* Tasks to complete *
[A] Copy the essay on categorization from "Yahoo Directory has" to "or Yahoo’s directory.".
[B] In the records, substitute "position" for "location" in the lines from the line with "x-tick-label: 3: [172, 344, 180, 360]" to the line with "y0, x1, y1].", both ends included. Reproduce only those lines, with everything else unchanged.

* Document passage *
+++

Yahoo Directory has flaws but for many topics is quite valuable.
The Yahoo directory is easy to attack these days. Who, after all, can argue that the Yahoo directory is better than Google’s search engine. But that is not a valid measure of the worth of the Yahoo directory. Are we better off having a Yahoo directory of the web or is it better if it went away completely. The Yahoo directory clearly provides great value for certain topics. One of my personal favorites is the Yahoo directory of mathematics (no, my math blog did not make the Yahoo cut).
Directories have their place. I find that they are especially useful for very specific topics. Often, a search excerpt does not provide enough information to figure out the value and relevance of a url. In these circumstances, I find myself going to Wikipedia, Amazon categories (great for browsing books), or Yahoo’s directory.
At HubPages, we have spent a lot of time making sure that our category system is usable. We have a category tool to make it as easy as possible for authors to identify the relevant category for their hub. They can do a search, get recommendations based on their tags, look up the categories they have used previously, or browse through the full list. We will have category landing pages that showcase featured hubs of that category. We have an excellent tool so that the HubPages staff can add new categories, remove categories, or move categories around. From my experience, usability of a feature is far more important than any theory behind it. Categories are useful because they are one more way for a reader to discover new content in a specific area of interest. It is one of many navigation tools available on HubPages. If you prefer, you can filter hubs by related tags, do a full-text, site-wide search, or browse hubs by popularity, quality, or recency. I think it’s clear that categories provide value not offered by these other choices.
Tags are not the perfect end-all categorization technology
Tags are not the end all classification technology. There, I said it. I feel better. Tags are great. We will continue using them at HubPages but they have significant limitations. Their identity depends on their form more than their meaning. If one person adds a space, another person adds a hyphen, and a third person removes the space, then you have three different tags that should really the same thing. Tagging is a skill. While the experienced HubPages author may get a sense of the popular tags, the newbie and the occasional writer often have real trouble figuring out the optimal tags. A few months ago, we added a tag suggestion feature which has really helped people to pick better tags. Tools such as this can really help to improve the effectiveness of tagging.
Tags also suffer from the same problems that Clay outlines in his essay about categories: they quickly get dated and they assume some level of mind reading and fortune telling. Tag clouds are found everywhere on the web seemingly more for show than for use. In 2005, Jeffrey Zeldman asked if Tag Clouds were not becoming the web equivalent of the mullet haircut.
Categorization does not have to rely on mind reading and fortune telling
Clay argues that categorization schemes inevitably require mind reading and fortune telling. You need to mind-read the would-be users of the hierarchy scheme and then you need to predict the interests of future users as well as the relevant topics that will organize future web links. Clay writes:
“One of the biggest problems with categorizing things in advance is that it forces the categorizers to take on two jobs that have historically been quite hard: mind reading and fortune telling. It forces categorizers to guess what their users are thinking, and to make predictions about the future.”

+++

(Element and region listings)
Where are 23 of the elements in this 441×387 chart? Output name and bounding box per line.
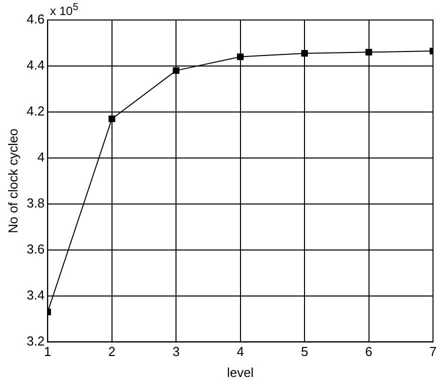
x-tick-label: 3: [172, 344, 180, 360]
y-tick-label: 3.4: [26, 287, 45, 302]
point: [237, 53, 244, 60]
y-tick-label: 3.2: [26, 333, 45, 348]
y-axis-title: No of clock cycleo: [5, 128, 20, 234]
x-axis-title: level: [226, 364, 254, 380]
point: [301, 50, 308, 57]
y-tick-label: 4.6: [26, 12, 45, 27]
y-tick-label: 3.8: [26, 195, 45, 210]
point: [108, 116, 116, 122]
point: [365, 48, 372, 56]
text: x 10$^{5}$: [50, 2, 78, 18]
y-tick-label: 4.4: [26, 58, 45, 73]
x-tick-label: 6: [365, 344, 372, 360]
x-tick-label: 4: [236, 344, 244, 360]
x-tick-label: 1: [44, 344, 52, 360]
x-tick-label: 5: [300, 344, 308, 360]
point: [172, 67, 180, 74]
x-tick-label: 7: [429, 344, 437, 360]
y-tick-label: 4: [37, 149, 45, 164]
y-tick-label: 3.6: [26, 241, 45, 256]
x-tick-label: 2: [108, 344, 116, 360]
y-tick-label: 4.2: [26, 104, 45, 119]
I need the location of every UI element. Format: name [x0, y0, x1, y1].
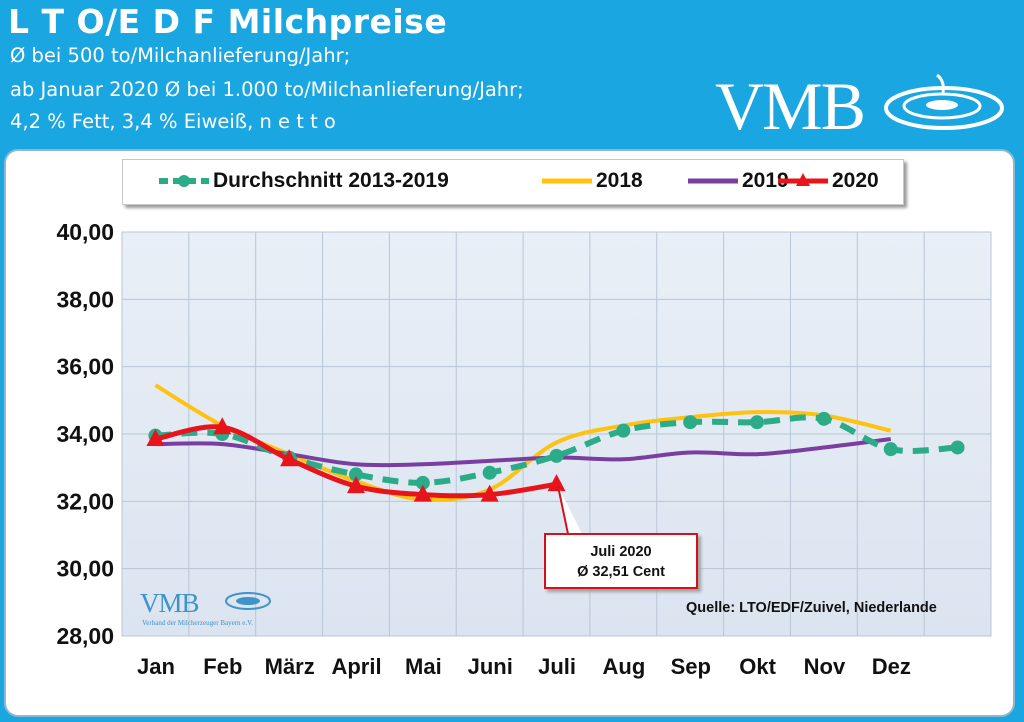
- callout-line-1: Juli 2020: [590, 544, 652, 560]
- x-tick-label: April: [331, 654, 381, 679]
- data-point: [480, 484, 499, 502]
- watermark-symbol-icon: [225, 592, 271, 610]
- chart-legend: Durchschnitt 2013-2019 2018 2019 2020: [122, 159, 904, 205]
- subtitle-line-1: Ø bei 500 to/Milchanlieferung/Jahr;: [10, 44, 351, 67]
- data-point: [549, 448, 564, 463]
- data-point: [346, 476, 365, 494]
- legend-label: Durchschnitt 2013-2019: [213, 169, 449, 192]
- x-tick-label: Feb: [203, 654, 242, 679]
- series-3: [146, 417, 566, 502]
- y-tick-label: 32,00: [56, 488, 114, 514]
- data-point: [413, 484, 432, 502]
- data-point: [146, 429, 165, 447]
- data-point: [616, 423, 631, 438]
- x-tick-label: März: [265, 654, 315, 679]
- legend-label: 2020: [832, 169, 879, 192]
- data-point: [750, 415, 765, 430]
- data-point: [415, 475, 430, 490]
- data-point: [547, 474, 566, 492]
- legend-swatch-durchschnitt: [159, 175, 209, 187]
- series-group: [146, 383, 965, 503]
- y-tick-label: 38,00: [56, 286, 114, 312]
- vmb-logo: VMB: [715, 68, 866, 144]
- legend-swatch-2018: [542, 178, 592, 184]
- subtitle-line-3: 4,2 % Fett, 3,4 % Eiweiß, n e t t o: [10, 110, 336, 133]
- data-point: [816, 411, 831, 426]
- x-tick-label: Juli: [538, 654, 576, 679]
- y-tick-label: 34,00: [56, 421, 114, 447]
- legend-swatch-2020: [778, 173, 828, 186]
- data-point: [482, 465, 497, 480]
- data-point: [348, 467, 363, 482]
- x-tick-label: Mai: [405, 654, 442, 679]
- x-tick-label: Dez: [872, 654, 911, 679]
- x-tick-label: Sep: [671, 654, 711, 679]
- y-tick-label: 36,00: [56, 354, 114, 380]
- x-tick-label: Juni: [468, 654, 513, 679]
- legend-swatch-2019: [688, 178, 738, 184]
- x-tick-label: Aug: [603, 654, 646, 679]
- data-point: [683, 415, 698, 430]
- y-tick-label: 30,00: [56, 556, 114, 582]
- y-tick-label: 28,00: [56, 623, 114, 649]
- watermark-subtitle: Verband der Milcherzeuger Bayern e.V.: [142, 619, 254, 627]
- watermark-logo-text: VMB: [140, 588, 200, 618]
- data-point: [883, 442, 898, 457]
- x-tick-label: Okt: [739, 654, 776, 679]
- callout-line-2: Ø 32,51 Cent: [577, 564, 665, 580]
- x-tick-label: Nov: [804, 654, 846, 679]
- data-point: [213, 417, 232, 435]
- grid-lines: [121, 231, 992, 637]
- header-banner: L T O/E D F Milchpreise Ø bei 500 to/Mil…: [0, 0, 1024, 146]
- data-point: [950, 440, 965, 455]
- vmb-logo-symbol-icon: [884, 73, 1004, 130]
- subtitle-line-2: ab Januar 2020 Ø bei 1.000 to/Milchanlie…: [10, 78, 524, 101]
- legend-label: 2019: [742, 169, 789, 192]
- legend-label: 2018: [596, 169, 643, 192]
- source-note: Quelle: LTO/EDF/Zuivel, Niederlande: [686, 600, 937, 616]
- x-tick-label: Jan: [137, 654, 175, 679]
- y-axis-ticks: 28,00 30,00 32,00 34,00 36,00 38,00 40,00: [56, 219, 114, 649]
- data-point: [280, 449, 299, 467]
- x-axis-ticks: Jan Feb März April Mai Juni Juli Aug Sep Okt Nov De…: [137, 654, 911, 679]
- page-title: L T O/E D F Milchpreise: [8, 2, 448, 41]
- callout-box: Juli 2020 Ø 32,51 Cent: [544, 533, 698, 589]
- y-tick-label: 40,00: [56, 219, 114, 245]
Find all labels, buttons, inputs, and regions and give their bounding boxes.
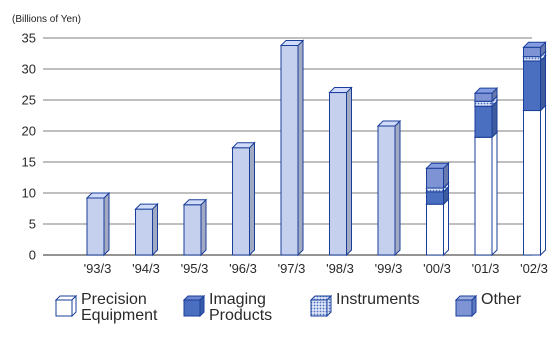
bar-other <box>182 198 208 257</box>
legend-swatch-precision <box>55 295 77 317</box>
y-tick-label: 10 <box>22 186 36 201</box>
x-tick-label: '95/3 <box>181 261 209 276</box>
x-tick-label: '01/3 <box>472 261 500 276</box>
legend-item-instruments: Instruments <box>310 292 420 317</box>
bar-precision <box>522 104 547 257</box>
legend-item-precision: Precision Equipment <box>55 292 158 324</box>
legend-label-precision: Precision Equipment <box>81 291 158 324</box>
legend-swatch-instruments <box>310 295 332 317</box>
y-tick-label: 5 <box>29 217 36 232</box>
legend-swatch-imaging <box>183 295 205 317</box>
bar-other <box>279 39 305 257</box>
bar-other <box>134 202 159 257</box>
legend-label-imaging: Imaging Products <box>209 291 273 324</box>
bar-other <box>376 119 402 257</box>
x-tick-label: '02/3 <box>520 261 548 276</box>
x-tick-label: '93/3 <box>84 261 112 276</box>
x-tick-label: '98/3 <box>326 261 354 276</box>
bar-precision <box>473 130 499 257</box>
legend: Precision Equipment Imaging Products Ins… <box>55 292 555 336</box>
bar-other <box>85 191 111 257</box>
bar-other <box>231 141 256 257</box>
x-tick-label: '94/3 <box>132 261 160 276</box>
x-tick-label: '97/3 <box>278 261 306 276</box>
legend-label-instruments: Instruments <box>336 291 420 308</box>
y-tick-label: 15 <box>22 155 36 170</box>
legend-item-other: Other <box>455 292 521 317</box>
legend-swatch-other <box>455 295 477 317</box>
x-tick-label: '99/3 <box>375 261 403 276</box>
y-tick-label: 30 <box>22 62 36 77</box>
legend-label-other: Other <box>481 291 522 308</box>
y-tick-label: 25 <box>22 93 36 108</box>
y-tick-label: 20 <box>22 124 36 139</box>
legend-item-imaging: Imaging Products <box>183 292 272 324</box>
bar-other <box>328 86 353 257</box>
bar-other <box>473 86 499 103</box>
bar-imaging <box>522 54 547 112</box>
bar-other <box>522 41 547 58</box>
y-tick-label: 0 <box>29 248 36 263</box>
unit-label: (Billions of Yen) <box>12 14 81 25</box>
bar-precision <box>425 197 450 257</box>
x-tick-label: '00/3 <box>423 261 451 276</box>
bar-other <box>425 161 450 190</box>
y-tick-label: 35 <box>22 31 36 46</box>
x-tick-label: '96/3 <box>229 261 257 276</box>
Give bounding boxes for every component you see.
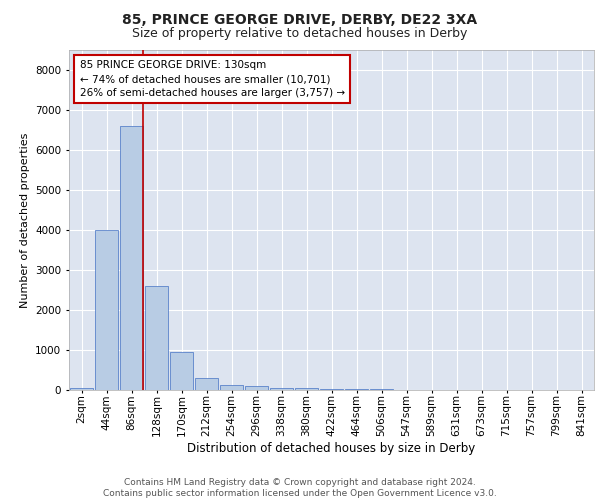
- Text: 85 PRINCE GEORGE DRIVE: 130sqm
← 74% of detached houses are smaller (10,701)
26%: 85 PRINCE GEORGE DRIVE: 130sqm ← 74% of …: [79, 60, 344, 98]
- Bar: [245, 386, 268, 390]
- Bar: [220, 385, 243, 390]
- Text: Contains HM Land Registry data © Crown copyright and database right 2024.
Contai: Contains HM Land Registry data © Crown c…: [103, 478, 497, 498]
- X-axis label: Distribution of detached houses by size in Derby: Distribution of detached houses by size …: [187, 442, 476, 455]
- Bar: [170, 352, 193, 390]
- Text: 85, PRINCE GEORGE DRIVE, DERBY, DE22 3XA: 85, PRINCE GEORGE DRIVE, DERBY, DE22 3XA: [122, 12, 478, 26]
- Bar: [70, 388, 93, 390]
- Bar: [145, 286, 168, 390]
- Bar: [295, 388, 318, 390]
- Bar: [320, 389, 343, 390]
- Bar: [270, 388, 293, 390]
- Bar: [120, 126, 143, 390]
- Text: Size of property relative to detached houses in Derby: Size of property relative to detached ho…: [133, 28, 467, 40]
- Y-axis label: Number of detached properties: Number of detached properties: [20, 132, 29, 308]
- Bar: [95, 230, 118, 390]
- Bar: [195, 378, 218, 390]
- Bar: [345, 389, 368, 390]
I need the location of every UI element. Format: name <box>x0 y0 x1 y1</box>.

+++

* Answer set *
[A]
Yahoo Directory has flaws but for many topics is quite valuable.
The Yahoo directory is easy to attack these days. Who, after all, can argue that the Yahoo directory is better than Google’s search engine. But that is not a valid measure of the worth of the Yahoo directory. Are we better off having a Yahoo directory of the web or is it better if it went away completely. The Yahoo directory clearly provides great value for certain topics. One of my personal favorites is the Yahoo directory of mathematics (no, my math blog did not make the Yahoo cut).
Directories have their place. I find that they are especially useful for very specific topics. Often, a search excerpt does not provide enough information to figure out the value and relevance of a url. In these circumstances, I find myself going to Wikipedia, Amazon categories (great for browsing books), or Yahoo’s directory.

[B]
x-tick-label: 3: [172, 344, 180, 360]
y-tick-label: 3.4: [26, 287, 45, 302]
point: [237, 53, 244, 60]
y-tick-label: 3.2: [26, 333, 45, 348]
y-axis-title: No of clock cycleo: [5, 128, 20, 234]
x-axis-title: level: [226, 364, 254, 380]
point: [301, 50, 308, 57]
y-tick-label: 4.6: [26, 12, 45, 27]
y-tick-label: 3.8: [26, 195, 45, 210]
point: [108, 116, 116, 122]
point: [365, 48, 372, 56]
text: x 10$^{5}$: [50, 2, 78, 18]
y-tick-label: 4.4: [26, 58, 45, 73]
x-tick-label: 6: [365, 344, 372, 360]
x-tick-label: 4: [236, 344, 244, 360]
x-tick-label: 1: [44, 344, 52, 360]
x-tick-label: 5: [300, 344, 308, 360]
point: [172, 67, 180, 74]
x-tick-label: 7: [429, 344, 437, 360]
y-tick-label: 4: [37, 149, 45, 164]
y-tick-label: 3.6: [26, 241, 45, 256]
x-tick-label: 2: [108, 344, 116, 360]
y-tick-label: 4.2: [26, 104, 45, 119]
I need the position of every UI element. Format: name [x0, y0, x1, y1].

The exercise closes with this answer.